Stored data entries:
______
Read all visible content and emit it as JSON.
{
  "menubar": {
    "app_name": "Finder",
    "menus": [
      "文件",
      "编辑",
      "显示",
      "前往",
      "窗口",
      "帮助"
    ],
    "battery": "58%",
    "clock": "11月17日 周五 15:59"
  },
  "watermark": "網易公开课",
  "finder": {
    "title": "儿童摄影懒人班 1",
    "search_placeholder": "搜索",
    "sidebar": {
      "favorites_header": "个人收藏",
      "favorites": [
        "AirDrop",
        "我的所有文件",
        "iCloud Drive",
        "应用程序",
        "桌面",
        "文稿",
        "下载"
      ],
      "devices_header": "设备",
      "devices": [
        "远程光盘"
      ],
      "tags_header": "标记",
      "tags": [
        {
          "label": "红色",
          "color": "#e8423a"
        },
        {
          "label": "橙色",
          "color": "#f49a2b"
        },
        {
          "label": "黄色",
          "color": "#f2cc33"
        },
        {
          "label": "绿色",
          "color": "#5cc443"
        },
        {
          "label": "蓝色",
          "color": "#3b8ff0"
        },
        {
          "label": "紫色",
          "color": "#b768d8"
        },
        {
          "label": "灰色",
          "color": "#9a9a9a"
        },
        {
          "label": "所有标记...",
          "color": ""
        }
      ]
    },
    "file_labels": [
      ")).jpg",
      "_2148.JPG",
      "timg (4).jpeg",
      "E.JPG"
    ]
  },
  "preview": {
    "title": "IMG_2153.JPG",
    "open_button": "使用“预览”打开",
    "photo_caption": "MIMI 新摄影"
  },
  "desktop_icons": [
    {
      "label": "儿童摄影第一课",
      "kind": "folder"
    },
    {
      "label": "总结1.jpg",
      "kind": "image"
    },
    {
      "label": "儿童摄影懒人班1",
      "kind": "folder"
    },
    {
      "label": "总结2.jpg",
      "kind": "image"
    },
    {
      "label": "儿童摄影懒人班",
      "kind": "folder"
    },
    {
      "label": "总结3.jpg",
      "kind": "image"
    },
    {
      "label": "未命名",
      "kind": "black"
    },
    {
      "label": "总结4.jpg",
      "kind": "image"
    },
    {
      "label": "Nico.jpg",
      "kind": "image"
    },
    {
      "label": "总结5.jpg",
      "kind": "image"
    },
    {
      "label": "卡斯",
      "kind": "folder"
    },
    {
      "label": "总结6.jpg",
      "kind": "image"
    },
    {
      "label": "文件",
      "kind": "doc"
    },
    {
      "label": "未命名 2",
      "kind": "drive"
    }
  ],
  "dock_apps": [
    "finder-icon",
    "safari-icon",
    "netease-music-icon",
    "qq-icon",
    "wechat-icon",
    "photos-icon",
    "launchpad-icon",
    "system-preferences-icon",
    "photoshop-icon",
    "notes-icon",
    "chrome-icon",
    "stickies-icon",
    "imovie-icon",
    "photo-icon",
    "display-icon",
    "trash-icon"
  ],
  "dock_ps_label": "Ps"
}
______
Instructions for the task: Go back to the listing above and please repeat it exactly.

Output for this exercise:
Read all visible content and emit it as JSON.
{
  "menubar": {
    "app_name": "Finder",
    "menus": [
      "文件",
      "编辑",
      "显示",
      "前往",
      "窗口",
      "帮助"
    ],
    "battery": "58%",
    "clock": "11月17日 周五 15:59"
  },
  "watermark": "網易公开课",
  "finder": {
    "title": "儿童摄影懒人班 1",
    "search_placeholder": "搜索",
    "sidebar": {
      "favorites_header": "个人收藏",
      "favorites": [
        "AirDrop",
        "我的所有文件",
        "iCloud Drive",
        "应用程序",
        "桌面",
        "文稿",
        "下载"
      ],
      "devices_header": "设备",
      "devices": [
        "远程光盘"
      ],
      "tags_header": "标记",
      "tags": [
        {
          "label": "红色",
          "color": "#e8423a"
        },
        {
          "label": "橙色",
          "color": "#f49a2b"
        },
        {
          "label": "黄色",
          "color": "#f2cc33"
        },
        {
          "label": "绿色",
          "color": "#5cc443"
        },
        {
          "label": "蓝色",
          "color": "#3b8ff0"
        },
        {
          "label": "紫色",
          "color": "#b768d8"
        },
        {
          "label": "灰色",
          "color": "#9a9a9a"
        },
        {
          "label": "所有标记...",
          "color": ""
        }
      ]
    },
    "file_labels": [
      ")).jpg",
      "_2148.JPG",
      "timg (4).jpeg",
      "E.JPG"
    ]
  },
  "preview": {
    "title": "IMG_2153.JPG",
    "open_button": "使用“预览”打开",
    "photo_caption": "MIMI 新摄影"
  },
  "desktop_icons": [
    {
      "label": "儿童摄影第一课",
      "kind": "folder"
    },
    {
      "label": "总结1.jpg",
      "kind": "image"
    },
    {
      "label": "儿童摄影懒人班1",
      "kind": "folder"
    },
    {
      "label": "总结2.jpg",
      "kind": "image"
    },
    {
      "label": "儿童摄影懒人班",
      "kind": "folder"
    },
    {
      "label": "总结3.jpg",
      "kind": "image"
    },
    {
      "label": "未命名",
      "kind": "black"
    },
    {
      "label": "总结4.jpg",
      "kind": "image"
    },
    {
      "label": "Nico.jpg",
      "kind": "image"
    },
    {
      "label": "总结5.jpg",
      "kind": "image"
    },
    {
      "label": "卡斯",
      "kind": "folder"
    },
    {
      "label": "总结6.jpg",
      "kind": "image"
    },
    {
      "label": "文件",
      "kind": "doc"
    },
    {
      "label": "未命名 2",
      "kind": "drive"
    }
  ],
  "dock_apps": [
    "finder-icon",
    "safari-icon",
    "netease-music-icon",
    "qq-icon",
    "wechat-icon",
    "photos-icon",
    "launchpad-icon",
    "system-preferences-icon",
    "photoshop-icon",
    "notes-icon",
    "chrome-icon",
    "stickies-icon",
    "imovie-icon",
    "photo-icon",
    "display-icon",
    "trash-icon"
  ],
  "dock_ps_label": "Ps"
}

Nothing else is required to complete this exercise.